- _Request_
Reproduce all the lines exactly as they stand, apart from the pictures.

· · · · ·

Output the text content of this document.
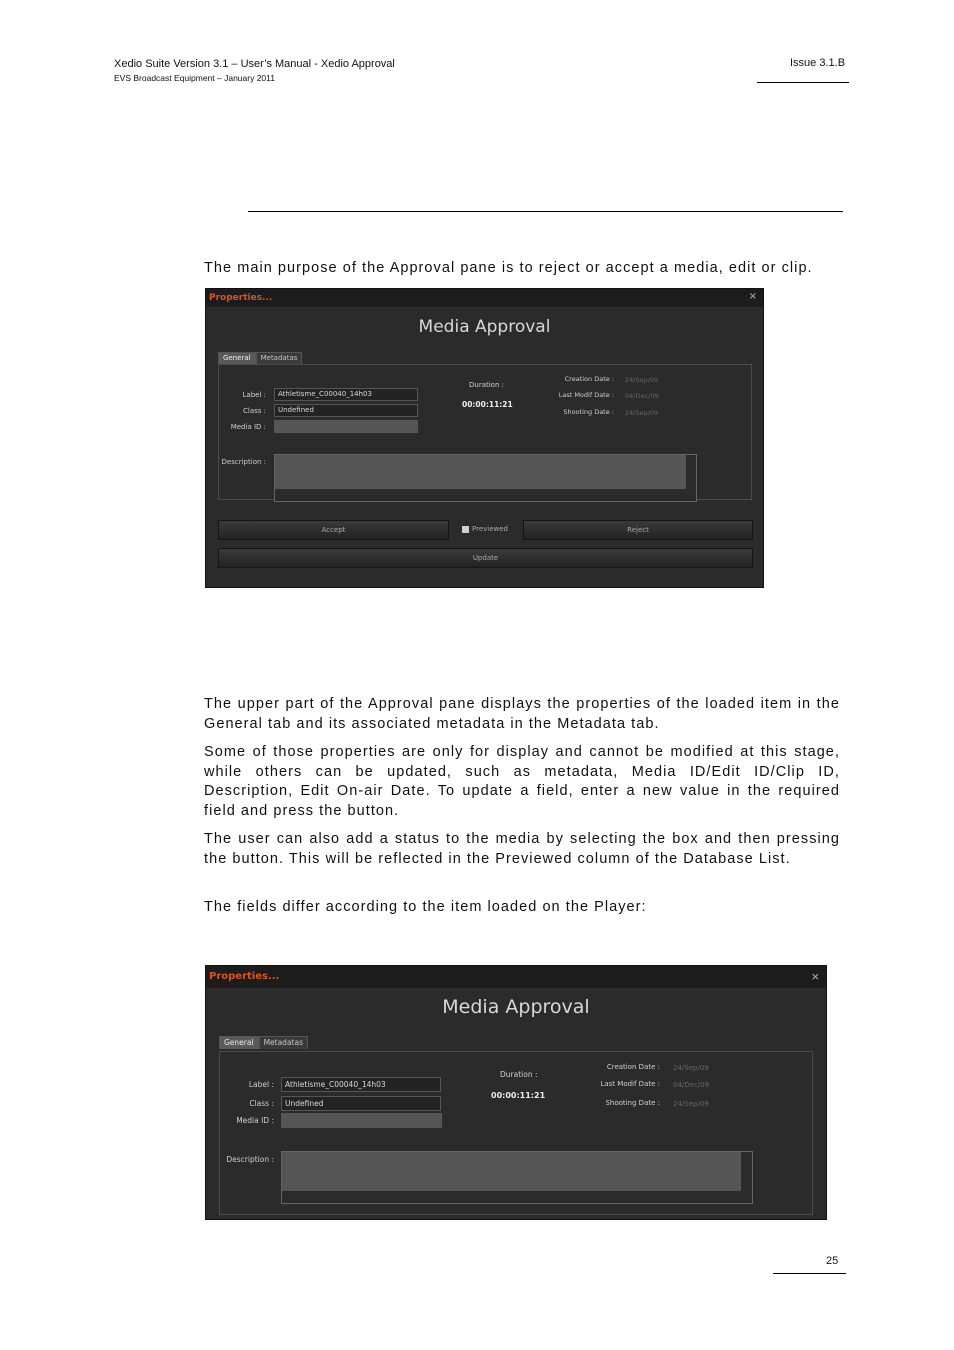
Xedio Suite Version 3.1 – User’s Manual - Xedio Approval
EVS Broadcast Equipment – January 2011
Issue 3.1.B
The main purpose of the Approval pane is to reject or accept a media, edit or clip.
Properties...	×
Media Approval
General	Metadatas
Label :	Athletisme_C00040_14h03
Class :	Undefined
Media ID :
Description :
Duration :
00:00:11:21
Creation Date : 24/Sep/09
Last Modif Date : 04/Dec/09
Shooting Date : 24/Sep/09
Accept	Previewed	Reject
Update
The upper part of the Approval pane displays the properties of the loaded item in the General tab and its associated metadata in the Metadata tab.
Some of those properties are only for display and cannot be modified at this stage, while others can be updated, such as metadata, Media ID/Edit ID/Clip ID, Description, Edit On-air Date. To update a field, enter a new value in the required field and press the button.
The user can also add a status to the media by selecting the box and then pressing the button. This will be reflected in the Previewed column of the Database List.
The fields differ according to the item loaded on the Player:
Properties...	×
Media Approval
General	Metadatas
Label :	Athletisme_C00040_14h03
Class :	Undefined
Media ID :
Description :
Duration :
00:00:11:21
Creation Date : 24/Sep/09
Last Modif Date : 04/Dec/09
Shooting Date : 24/Sep/09
25
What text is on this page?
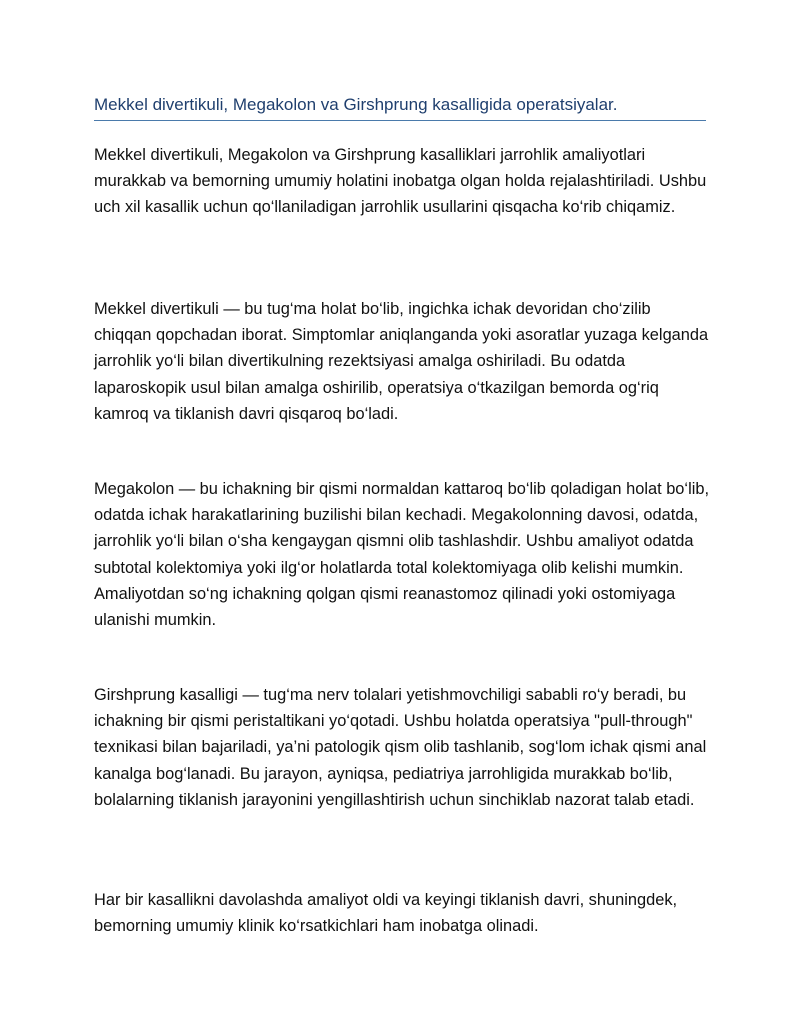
Mekkel divertikuli, Megakolon va Girshprung kasalligida operatsiyalar.

Mekkel divertikuli, Megakolon va Girshprung kasalliklari jarrohlik amaliyotlari murakkab va bemorning umumiy holatini inobatga olgan holda rejalashtiriladi. Ushbu uch xil kasallik uchun qo‘llaniladigan jarrohlik usullarini qisqacha ko‘rib chiqamiz.

Mekkel divertikuli — bu tug‘ma holat bo‘lib, ingichka ichak devoridan cho‘zilib chiqqan qopchadan iborat. Simptomlar aniqlanganda yoki asoratlar yuzaga kelganda jarrohlik yo‘li bilan divertikulning rezektsiyasi amalga oshiriladi. Bu odatda laparoskopik usul bilan amalga oshirilib, operatsiya o‘tkazilgan bemorda og‘riq kamroq va tiklanish davri qisqaroq bo‘ladi.

Megakolon — bu ichakning bir qismi normaldan kattaroq bo‘lib qoladigan holat bo‘lib, odatda ichak harakatlarining buzilishi bilan kechadi. Megakolonning davosi, odatda, jarrohlik yo‘li bilan o‘sha kengaygan qismni olib tashlashdir. Ushbu amaliyot odatda subtotal kolektomiya yoki ilg‘or holatlarda total kolektomiyaga olib kelishi mumkin. Amaliyotdan so‘ng ichakning qolgan qismi reanastomoz qilinadi yoki ostomiyaga ulanishi mumkin.

Girshprung kasalligi — tug‘ma nerv tolalari yetishmovchiligi sababli ro‘y beradi, bu ichakning bir qismi peristaltikani yo‘qotadi. Ushbu holatda operatsiya "pull-through" texnikasi bilan bajariladi, ya’ni patologik qism olib tashlanib, sog‘lom ichak qismi anal kanalga bog‘lanadi. Bu jarayon, ayniqsa, pediatriya jarrohligida murakkab bo‘lib, bolalarning tiklanish jarayonini yengillashtirish uchun sinchiklab nazorat talab etadi.

Har bir kasallikni davolashda amaliyot oldi va keyingi tiklanish davri, shuningdek, bemorning umumiy klinik ko‘rsatkichlari ham inobatga olinadi.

· · · · ·

- _The answer_
Output the text content of this document.
Xedio Suite Version 3.1 – User’s Manual - Xedio Approval
EVS Broadcast Equipment – January 2011
Issue 3.1.B
The main purpose of the Approval pane is to reject or accept a media, edit or clip.
Properties...	×
Media Approval
General	Metadatas
Label :	Athletisme_C00040_14h03
Class :	Undefined
Media ID :
Description :
Duration :
00:00:11:21
Creation Date : 24/Sep/09
Last Modif Date : 04/Dec/09
Shooting Date : 24/Sep/09
Accept	Previewed	Reject
Update
The upper part of the Approval pane displays the properties of the loaded item in the General tab and its associated metadata in the Metadata tab.
Some of those properties are only for display and cannot be modified at this stage, while others can be updated, such as metadata, Media ID/Edit ID/Clip ID, Description, Edit On-air Date. To update a field, enter a new value in the required field and press the button.
The user can also add a status to the media by selecting the box and then pressing the button. This will be reflected in the Previewed column of the Database List.
The fields differ according to the item loaded on the Player:
Properties...	×
Media Approval
General	Metadatas
Label :	Athletisme_C00040_14h03
Class :	Undefined
Media ID :
Description :
Duration :
00:00:11:21
Creation Date : 24/Sep/09
Last Modif Date : 04/Dec/09
Shooting Date : 24/Sep/09
25
What text is on this page?
Mekkel divertikuli, Megakolon va Girshprung kasalligida operatsiyalar.

Mekkel divertikuli, Megakolon va Girshprung kasalliklari jarrohlik amaliyotlari murakkab va bemorning umumiy holatini inobatga olgan holda rejalashtiriladi. Ushbu uch xil kasallik uchun qo‘llaniladigan jarrohlik usullarini qisqacha ko‘rib chiqamiz.

Mekkel divertikuli — bu tug‘ma holat bo‘lib, ingichka ichak devoridan cho‘zilib chiqqan qopchadan iborat. Simptomlar aniqlanganda yoki asoratlar yuzaga kelganda jarrohlik yo‘li bilan divertikulning rezektsiyasi amalga oshiriladi. Bu odatda laparoskopik usul bilan amalga oshirilib, operatsiya o‘tkazilgan bemorda og‘riq kamroq va tiklanish davri qisqaroq bo‘ladi.

Megakolon — bu ichakning bir qismi normaldan kattaroq bo‘lib qoladigan holat bo‘lib, odatda ichak harakatlarining buzilishi bilan kechadi. Megakolonning davosi, odatda, jarrohlik yo‘li bilan o‘sha kengaygan qismni olib tashlashdir. Ushbu amaliyot odatda subtotal kolektomiya yoki ilg‘or holatlarda total kolektomiyaga olib kelishi mumkin. Amaliyotdan so‘ng ichakning qolgan qismi reanastomoz qilinadi yoki ostomiyaga ulanishi mumkin.

Girshprung kasalligi — tug‘ma nerv tolalari yetishmovchiligi sababli ro‘y beradi, bu ichakning bir qismi peristaltikani yo‘qotadi. Ushbu holatda operatsiya "pull-through" texnikasi bilan bajariladi, ya’ni patologik qism olib tashlanib, sog‘lom ichak qismi anal kanalga bog‘lanadi. Bu jarayon, ayniqsa, pediatriya jarrohligida murakkab bo‘lib, bolalarning tiklanish jarayonini yengillashtirish uchun sinchiklab nazorat talab etadi.

Har bir kasallikni davolashda amaliyot oldi va keyingi tiklanish davri, shuningdek, bemorning umumiy klinik ko‘rsatkichlari ham inobatga olinadi.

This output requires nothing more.